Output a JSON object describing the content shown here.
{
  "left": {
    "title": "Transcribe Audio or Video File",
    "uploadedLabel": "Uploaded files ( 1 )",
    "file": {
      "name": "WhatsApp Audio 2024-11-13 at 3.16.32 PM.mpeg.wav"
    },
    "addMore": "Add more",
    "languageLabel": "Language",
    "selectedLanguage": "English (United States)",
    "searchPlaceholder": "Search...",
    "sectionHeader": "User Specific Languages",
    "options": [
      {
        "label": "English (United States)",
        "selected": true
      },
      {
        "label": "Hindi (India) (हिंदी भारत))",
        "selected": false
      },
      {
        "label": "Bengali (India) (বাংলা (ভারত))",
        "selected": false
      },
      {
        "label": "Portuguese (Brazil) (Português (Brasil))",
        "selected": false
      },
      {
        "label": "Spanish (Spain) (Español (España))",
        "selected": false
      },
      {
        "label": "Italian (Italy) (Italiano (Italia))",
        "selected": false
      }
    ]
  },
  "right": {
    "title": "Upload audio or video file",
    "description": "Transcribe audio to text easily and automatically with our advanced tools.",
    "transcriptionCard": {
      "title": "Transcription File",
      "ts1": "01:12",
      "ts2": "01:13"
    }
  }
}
****
### Aim
Retype the whole listing, matching it exactly.

### Right answer
Output a JSON object describing the content shown here.
{
  "left": {
    "title": "Transcribe Audio or Video File",
    "uploadedLabel": "Uploaded files ( 1 )",
    "file": {
      "name": "WhatsApp Audio 2024-11-13 at 3.16.32 PM.mpeg.wav"
    },
    "addMore": "Add more",
    "languageLabel": "Language",
    "selectedLanguage": "English (United States)",
    "searchPlaceholder": "Search...",
    "sectionHeader": "User Specific Languages",
    "options": [
      {
        "label": "English (United States)",
        "selected": true
      },
      {
        "label": "Hindi (India) (हिंदी भारत))",
        "selected": false
      },
      {
        "label": "Bengali (India) (বাংলা (ভারত))",
        "selected": false
      },
      {
        "label": "Portuguese (Brazil) (Português (Brasil))",
        "selected": false
      },
      {
        "label": "Spanish (Spain) (Español (España))",
        "selected": false
      },
      {
        "label": "Italian (Italy) (Italiano (Italia))",
        "selected": false
      }
    ]
  },
  "right": {
    "title": "Upload audio or video file",
    "description": "Transcribe audio to text easily and automatically with our advanced tools.",
    "transcriptionCard": {
      "title": "Transcription File",
      "ts1": "01:12",
      "ts2": "01:13"
    }
  }
}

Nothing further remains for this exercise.